%%

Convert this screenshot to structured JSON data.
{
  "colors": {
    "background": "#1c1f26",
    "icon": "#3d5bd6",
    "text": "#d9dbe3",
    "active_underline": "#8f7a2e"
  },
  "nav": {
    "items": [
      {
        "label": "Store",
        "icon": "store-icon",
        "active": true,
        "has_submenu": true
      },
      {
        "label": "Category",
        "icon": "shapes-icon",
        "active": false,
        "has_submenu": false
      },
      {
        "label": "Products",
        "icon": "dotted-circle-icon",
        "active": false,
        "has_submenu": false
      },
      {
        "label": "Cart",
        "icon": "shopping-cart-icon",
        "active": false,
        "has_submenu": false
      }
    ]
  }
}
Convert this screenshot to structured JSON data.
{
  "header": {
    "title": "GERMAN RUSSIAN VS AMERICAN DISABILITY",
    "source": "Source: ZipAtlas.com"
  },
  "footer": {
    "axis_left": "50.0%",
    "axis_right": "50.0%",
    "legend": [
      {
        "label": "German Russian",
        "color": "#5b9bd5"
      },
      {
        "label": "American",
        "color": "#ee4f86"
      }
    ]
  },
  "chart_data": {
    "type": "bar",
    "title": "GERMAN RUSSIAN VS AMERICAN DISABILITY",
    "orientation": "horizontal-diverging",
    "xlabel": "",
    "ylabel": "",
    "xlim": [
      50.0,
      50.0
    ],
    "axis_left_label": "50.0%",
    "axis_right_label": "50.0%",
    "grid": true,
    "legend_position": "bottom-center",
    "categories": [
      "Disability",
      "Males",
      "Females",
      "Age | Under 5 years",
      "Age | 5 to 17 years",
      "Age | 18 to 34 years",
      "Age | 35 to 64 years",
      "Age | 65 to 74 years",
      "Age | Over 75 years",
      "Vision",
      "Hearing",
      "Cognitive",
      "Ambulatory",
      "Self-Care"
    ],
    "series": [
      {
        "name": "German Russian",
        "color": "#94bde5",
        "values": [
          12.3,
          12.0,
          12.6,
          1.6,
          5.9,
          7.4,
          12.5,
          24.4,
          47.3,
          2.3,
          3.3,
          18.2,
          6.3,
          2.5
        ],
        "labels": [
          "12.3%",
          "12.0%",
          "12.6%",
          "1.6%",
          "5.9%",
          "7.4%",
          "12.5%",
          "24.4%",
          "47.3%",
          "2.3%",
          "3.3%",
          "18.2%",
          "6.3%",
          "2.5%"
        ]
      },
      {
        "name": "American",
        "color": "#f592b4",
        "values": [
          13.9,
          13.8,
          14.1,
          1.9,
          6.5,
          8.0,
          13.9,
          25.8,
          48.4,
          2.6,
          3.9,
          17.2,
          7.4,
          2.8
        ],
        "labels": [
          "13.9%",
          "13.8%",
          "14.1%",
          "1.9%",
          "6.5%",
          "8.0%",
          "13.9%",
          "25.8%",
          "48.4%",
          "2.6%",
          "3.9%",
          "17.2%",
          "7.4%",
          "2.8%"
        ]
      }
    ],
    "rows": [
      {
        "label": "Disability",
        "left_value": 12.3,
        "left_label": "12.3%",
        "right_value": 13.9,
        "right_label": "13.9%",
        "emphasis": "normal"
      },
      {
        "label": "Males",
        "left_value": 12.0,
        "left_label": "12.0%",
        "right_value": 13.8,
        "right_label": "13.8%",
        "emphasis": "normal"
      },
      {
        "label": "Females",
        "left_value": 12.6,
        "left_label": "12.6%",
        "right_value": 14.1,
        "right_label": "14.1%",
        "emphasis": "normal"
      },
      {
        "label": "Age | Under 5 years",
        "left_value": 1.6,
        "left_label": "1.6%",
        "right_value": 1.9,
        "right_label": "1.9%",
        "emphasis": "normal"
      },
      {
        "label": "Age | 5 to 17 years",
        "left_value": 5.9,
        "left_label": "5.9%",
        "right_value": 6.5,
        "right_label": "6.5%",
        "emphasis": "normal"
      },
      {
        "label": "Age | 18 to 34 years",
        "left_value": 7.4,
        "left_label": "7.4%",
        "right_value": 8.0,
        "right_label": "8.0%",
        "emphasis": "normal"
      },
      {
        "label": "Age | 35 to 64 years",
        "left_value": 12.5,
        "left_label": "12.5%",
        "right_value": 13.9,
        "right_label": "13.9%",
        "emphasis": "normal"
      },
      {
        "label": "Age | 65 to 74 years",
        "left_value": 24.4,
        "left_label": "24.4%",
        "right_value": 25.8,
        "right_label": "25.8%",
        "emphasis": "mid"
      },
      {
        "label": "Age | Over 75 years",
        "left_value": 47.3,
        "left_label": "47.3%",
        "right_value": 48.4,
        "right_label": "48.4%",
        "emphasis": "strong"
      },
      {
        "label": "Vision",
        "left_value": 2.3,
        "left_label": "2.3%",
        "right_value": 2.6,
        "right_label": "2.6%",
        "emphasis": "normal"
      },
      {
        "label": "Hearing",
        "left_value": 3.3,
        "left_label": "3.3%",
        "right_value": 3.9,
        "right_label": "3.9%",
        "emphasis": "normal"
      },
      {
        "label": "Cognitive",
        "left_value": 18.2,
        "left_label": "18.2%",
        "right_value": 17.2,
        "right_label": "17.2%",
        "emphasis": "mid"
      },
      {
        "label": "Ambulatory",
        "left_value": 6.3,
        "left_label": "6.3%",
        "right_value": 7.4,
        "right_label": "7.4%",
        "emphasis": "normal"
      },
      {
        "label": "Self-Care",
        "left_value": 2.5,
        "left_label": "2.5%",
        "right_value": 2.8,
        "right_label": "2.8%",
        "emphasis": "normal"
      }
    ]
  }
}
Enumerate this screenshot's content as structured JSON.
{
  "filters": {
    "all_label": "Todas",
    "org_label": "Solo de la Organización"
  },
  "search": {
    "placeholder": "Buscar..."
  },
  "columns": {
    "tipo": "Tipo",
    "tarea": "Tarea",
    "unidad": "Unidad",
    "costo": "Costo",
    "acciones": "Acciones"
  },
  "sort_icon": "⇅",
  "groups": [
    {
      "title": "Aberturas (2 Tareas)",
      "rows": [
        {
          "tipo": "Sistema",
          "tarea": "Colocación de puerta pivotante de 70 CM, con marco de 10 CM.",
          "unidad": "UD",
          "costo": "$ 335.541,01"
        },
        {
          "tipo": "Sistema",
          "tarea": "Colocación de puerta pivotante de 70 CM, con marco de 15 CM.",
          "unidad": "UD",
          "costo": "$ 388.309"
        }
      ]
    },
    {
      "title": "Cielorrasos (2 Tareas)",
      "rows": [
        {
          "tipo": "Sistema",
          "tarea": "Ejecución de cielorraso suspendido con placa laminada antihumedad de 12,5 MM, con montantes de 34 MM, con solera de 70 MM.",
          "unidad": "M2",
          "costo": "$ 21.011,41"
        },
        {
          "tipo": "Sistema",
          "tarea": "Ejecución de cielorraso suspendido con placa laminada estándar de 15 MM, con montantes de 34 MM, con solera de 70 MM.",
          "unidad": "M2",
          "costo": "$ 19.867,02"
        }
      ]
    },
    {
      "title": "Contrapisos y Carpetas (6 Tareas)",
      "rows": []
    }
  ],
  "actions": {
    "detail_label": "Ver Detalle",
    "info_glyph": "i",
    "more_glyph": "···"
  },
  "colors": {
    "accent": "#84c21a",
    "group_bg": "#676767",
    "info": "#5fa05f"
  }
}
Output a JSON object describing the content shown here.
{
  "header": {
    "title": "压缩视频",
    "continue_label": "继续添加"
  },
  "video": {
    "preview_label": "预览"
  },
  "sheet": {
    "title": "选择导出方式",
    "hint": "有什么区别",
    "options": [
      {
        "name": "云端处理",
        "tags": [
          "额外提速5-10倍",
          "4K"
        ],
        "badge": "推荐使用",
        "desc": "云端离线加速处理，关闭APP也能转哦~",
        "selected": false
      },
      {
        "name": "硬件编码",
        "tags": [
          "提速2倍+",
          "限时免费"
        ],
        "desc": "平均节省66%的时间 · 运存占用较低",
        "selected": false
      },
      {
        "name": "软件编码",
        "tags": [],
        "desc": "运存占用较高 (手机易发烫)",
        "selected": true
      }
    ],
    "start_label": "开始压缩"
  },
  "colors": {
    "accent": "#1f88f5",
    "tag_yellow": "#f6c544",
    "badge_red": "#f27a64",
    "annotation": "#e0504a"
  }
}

%%

STATED EXERCISE: Each line containing the word "Tareas" counts once; say how many such lines there are, giving only the number.

RESULT FOR THIS TASK: 3